§ WHAT TO DO
Copy every line of the data that contains the string "this".

# START OF SUPPLIED ENTRIES

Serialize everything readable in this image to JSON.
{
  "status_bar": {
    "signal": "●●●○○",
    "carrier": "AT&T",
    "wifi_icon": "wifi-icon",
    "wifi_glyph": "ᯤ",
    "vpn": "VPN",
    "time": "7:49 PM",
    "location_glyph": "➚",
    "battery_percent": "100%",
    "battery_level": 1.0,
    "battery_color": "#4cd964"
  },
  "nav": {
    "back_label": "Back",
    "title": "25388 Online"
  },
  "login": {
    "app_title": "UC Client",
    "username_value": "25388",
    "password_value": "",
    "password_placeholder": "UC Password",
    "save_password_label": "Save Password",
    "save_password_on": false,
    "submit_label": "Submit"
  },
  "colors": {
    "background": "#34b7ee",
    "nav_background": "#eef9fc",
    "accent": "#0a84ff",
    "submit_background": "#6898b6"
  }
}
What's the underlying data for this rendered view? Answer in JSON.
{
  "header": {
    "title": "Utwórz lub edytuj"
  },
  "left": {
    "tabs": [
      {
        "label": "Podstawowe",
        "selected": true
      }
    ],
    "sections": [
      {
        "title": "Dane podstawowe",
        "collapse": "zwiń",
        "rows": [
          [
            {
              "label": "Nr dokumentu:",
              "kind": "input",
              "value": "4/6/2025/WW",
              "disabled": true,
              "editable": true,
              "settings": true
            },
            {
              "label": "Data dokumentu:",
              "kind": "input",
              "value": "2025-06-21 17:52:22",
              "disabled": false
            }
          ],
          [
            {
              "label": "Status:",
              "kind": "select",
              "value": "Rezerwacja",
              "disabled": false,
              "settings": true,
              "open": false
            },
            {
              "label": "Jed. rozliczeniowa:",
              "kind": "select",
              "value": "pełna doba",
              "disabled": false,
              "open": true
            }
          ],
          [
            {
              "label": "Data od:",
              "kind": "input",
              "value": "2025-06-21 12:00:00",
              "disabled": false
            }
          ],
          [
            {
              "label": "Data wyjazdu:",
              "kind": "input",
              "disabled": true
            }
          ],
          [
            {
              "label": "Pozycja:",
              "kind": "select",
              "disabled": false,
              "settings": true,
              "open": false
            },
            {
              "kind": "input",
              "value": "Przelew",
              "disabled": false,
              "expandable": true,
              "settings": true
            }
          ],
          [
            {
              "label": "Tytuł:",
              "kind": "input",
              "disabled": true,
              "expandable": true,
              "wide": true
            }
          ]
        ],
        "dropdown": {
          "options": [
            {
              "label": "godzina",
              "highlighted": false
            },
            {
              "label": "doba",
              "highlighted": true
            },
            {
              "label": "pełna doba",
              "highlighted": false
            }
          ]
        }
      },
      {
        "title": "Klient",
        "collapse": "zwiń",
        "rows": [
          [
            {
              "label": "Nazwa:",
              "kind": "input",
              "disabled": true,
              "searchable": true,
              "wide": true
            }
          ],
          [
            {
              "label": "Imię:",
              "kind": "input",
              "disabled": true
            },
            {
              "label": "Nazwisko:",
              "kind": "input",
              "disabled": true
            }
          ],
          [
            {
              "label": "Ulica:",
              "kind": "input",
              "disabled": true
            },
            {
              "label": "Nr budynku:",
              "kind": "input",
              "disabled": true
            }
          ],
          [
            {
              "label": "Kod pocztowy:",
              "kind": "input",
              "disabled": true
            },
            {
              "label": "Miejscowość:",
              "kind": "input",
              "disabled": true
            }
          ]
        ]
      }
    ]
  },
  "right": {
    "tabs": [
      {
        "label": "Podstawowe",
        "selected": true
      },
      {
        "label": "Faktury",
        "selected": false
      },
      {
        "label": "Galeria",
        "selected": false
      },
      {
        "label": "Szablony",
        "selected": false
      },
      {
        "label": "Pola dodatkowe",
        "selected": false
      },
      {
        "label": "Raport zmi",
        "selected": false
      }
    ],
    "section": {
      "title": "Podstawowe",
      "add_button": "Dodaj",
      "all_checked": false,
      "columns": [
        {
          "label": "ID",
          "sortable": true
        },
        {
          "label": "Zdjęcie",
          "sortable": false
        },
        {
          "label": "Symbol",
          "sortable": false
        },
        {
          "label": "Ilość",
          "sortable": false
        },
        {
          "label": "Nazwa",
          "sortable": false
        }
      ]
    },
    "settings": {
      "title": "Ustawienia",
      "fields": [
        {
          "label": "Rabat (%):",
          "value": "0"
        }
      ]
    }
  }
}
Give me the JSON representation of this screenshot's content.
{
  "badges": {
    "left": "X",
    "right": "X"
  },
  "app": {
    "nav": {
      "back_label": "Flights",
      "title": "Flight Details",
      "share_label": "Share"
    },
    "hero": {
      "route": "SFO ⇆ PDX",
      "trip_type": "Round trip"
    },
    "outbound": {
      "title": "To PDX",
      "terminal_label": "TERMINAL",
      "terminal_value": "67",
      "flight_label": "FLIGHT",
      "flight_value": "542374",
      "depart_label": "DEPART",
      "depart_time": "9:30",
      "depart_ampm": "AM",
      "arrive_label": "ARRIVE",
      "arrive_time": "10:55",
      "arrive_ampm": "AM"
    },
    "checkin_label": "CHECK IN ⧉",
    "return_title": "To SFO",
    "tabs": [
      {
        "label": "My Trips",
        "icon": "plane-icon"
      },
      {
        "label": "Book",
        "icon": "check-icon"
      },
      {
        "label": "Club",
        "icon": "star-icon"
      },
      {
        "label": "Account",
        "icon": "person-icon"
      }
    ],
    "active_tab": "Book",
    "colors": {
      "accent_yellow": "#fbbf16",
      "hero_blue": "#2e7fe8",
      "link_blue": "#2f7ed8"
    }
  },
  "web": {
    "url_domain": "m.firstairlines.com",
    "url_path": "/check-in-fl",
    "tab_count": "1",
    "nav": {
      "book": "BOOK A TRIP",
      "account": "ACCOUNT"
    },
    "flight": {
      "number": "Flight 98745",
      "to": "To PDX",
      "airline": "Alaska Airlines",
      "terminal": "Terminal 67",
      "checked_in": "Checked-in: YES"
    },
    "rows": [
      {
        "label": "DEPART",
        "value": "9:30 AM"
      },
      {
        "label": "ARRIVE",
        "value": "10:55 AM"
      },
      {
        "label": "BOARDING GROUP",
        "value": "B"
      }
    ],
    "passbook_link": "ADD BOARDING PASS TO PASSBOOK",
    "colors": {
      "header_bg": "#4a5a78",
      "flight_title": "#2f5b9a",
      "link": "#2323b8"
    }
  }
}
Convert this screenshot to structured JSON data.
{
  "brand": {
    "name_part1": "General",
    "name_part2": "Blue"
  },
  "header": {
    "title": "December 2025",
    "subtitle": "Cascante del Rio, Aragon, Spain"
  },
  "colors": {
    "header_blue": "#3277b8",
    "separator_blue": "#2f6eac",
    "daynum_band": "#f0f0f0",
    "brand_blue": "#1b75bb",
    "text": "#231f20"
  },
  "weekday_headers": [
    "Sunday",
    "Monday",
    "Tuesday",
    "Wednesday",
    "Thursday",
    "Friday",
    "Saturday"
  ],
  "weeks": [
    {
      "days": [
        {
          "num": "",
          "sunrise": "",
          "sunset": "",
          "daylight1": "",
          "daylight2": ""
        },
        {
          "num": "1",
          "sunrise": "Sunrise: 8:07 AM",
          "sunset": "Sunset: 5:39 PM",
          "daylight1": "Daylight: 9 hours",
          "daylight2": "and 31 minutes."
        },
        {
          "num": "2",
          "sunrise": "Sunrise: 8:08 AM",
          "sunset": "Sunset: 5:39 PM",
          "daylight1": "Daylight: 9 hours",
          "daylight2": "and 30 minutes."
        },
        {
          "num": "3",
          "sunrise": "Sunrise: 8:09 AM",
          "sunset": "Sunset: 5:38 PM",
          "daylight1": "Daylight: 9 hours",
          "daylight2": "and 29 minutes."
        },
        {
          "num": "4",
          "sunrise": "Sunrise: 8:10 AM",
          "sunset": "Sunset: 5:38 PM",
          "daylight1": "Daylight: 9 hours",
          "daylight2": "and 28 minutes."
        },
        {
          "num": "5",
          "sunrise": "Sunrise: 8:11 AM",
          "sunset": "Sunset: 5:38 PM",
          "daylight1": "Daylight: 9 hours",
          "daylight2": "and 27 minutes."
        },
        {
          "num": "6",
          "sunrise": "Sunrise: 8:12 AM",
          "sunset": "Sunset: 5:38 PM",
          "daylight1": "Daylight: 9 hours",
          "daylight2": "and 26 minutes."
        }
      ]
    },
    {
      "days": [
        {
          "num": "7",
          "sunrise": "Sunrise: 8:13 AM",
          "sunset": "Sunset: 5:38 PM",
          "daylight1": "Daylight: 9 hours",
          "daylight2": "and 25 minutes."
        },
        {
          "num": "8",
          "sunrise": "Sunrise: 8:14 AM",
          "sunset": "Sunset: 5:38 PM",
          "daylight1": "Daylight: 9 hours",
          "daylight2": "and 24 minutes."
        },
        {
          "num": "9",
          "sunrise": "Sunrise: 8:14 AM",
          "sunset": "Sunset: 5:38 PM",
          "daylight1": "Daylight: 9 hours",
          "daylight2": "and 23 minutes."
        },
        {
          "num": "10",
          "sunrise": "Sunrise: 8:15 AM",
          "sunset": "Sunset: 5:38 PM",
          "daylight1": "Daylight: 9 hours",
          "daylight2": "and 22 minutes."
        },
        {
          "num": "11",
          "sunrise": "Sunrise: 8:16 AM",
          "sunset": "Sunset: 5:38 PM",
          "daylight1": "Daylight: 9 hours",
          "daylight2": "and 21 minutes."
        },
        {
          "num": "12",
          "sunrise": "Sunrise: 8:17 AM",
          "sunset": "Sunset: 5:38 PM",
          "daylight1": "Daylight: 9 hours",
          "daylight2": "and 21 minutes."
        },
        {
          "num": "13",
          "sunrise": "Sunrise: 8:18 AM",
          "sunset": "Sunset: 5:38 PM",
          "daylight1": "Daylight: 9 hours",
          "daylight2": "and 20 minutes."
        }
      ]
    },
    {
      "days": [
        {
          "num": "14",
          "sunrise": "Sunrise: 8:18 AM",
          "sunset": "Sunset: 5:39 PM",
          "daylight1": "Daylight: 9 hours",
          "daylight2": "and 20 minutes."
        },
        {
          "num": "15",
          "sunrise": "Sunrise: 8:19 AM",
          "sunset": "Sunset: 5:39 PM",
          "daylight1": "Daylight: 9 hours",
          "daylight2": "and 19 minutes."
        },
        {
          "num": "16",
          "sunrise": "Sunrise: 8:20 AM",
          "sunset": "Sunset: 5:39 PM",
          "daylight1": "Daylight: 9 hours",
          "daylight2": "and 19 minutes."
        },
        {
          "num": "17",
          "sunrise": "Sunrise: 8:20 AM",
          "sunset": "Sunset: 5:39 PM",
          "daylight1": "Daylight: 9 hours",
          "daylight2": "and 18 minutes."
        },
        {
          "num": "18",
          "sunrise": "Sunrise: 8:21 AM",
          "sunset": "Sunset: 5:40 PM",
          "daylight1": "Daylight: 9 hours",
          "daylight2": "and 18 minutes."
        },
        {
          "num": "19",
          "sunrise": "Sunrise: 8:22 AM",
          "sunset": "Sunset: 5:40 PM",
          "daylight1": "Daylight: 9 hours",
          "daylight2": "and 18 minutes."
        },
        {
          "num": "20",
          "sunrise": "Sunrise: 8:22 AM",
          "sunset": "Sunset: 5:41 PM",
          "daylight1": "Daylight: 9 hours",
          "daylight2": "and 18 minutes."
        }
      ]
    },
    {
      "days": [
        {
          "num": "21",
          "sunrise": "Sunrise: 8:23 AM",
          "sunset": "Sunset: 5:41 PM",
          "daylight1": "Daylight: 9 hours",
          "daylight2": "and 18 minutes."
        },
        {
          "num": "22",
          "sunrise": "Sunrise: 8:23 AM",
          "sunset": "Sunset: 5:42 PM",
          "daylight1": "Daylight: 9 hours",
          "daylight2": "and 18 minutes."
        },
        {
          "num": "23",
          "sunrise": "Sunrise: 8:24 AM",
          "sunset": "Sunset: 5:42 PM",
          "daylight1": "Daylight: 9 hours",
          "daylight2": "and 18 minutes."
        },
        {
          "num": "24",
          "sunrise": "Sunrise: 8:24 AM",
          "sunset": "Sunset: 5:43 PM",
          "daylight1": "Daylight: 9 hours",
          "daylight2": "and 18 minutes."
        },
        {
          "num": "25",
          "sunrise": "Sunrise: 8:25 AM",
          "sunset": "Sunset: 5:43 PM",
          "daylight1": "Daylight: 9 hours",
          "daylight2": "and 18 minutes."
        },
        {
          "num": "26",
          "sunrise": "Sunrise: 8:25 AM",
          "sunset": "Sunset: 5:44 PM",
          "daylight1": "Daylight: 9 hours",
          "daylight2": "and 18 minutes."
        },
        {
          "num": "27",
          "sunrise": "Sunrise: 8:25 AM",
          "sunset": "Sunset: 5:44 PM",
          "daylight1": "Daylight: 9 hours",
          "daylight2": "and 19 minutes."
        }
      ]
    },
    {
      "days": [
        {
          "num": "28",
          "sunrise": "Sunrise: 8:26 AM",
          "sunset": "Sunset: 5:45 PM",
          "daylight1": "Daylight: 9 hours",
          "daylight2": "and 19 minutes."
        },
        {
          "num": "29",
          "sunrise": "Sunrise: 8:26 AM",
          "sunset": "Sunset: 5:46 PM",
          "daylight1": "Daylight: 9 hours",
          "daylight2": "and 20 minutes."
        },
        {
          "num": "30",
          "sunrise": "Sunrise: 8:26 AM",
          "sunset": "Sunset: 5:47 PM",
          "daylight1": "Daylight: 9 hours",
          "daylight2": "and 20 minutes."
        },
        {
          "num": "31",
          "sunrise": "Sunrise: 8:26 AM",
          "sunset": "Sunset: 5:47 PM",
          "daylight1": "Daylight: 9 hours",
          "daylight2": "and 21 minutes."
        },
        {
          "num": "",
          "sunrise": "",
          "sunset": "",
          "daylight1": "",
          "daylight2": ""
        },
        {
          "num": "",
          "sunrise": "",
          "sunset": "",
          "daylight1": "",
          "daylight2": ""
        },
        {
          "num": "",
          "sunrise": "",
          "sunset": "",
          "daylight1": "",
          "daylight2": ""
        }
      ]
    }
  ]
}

# END OF SUPPLIED ENTRIES

§ COMPLETE ANSWER
Serialize everything readable in this image to JSON.
What's the underlying data for this rendered view? Answer in JSON.
Give me the JSON representation of this screenshot's content.
Convert this screenshot to structured JSON data.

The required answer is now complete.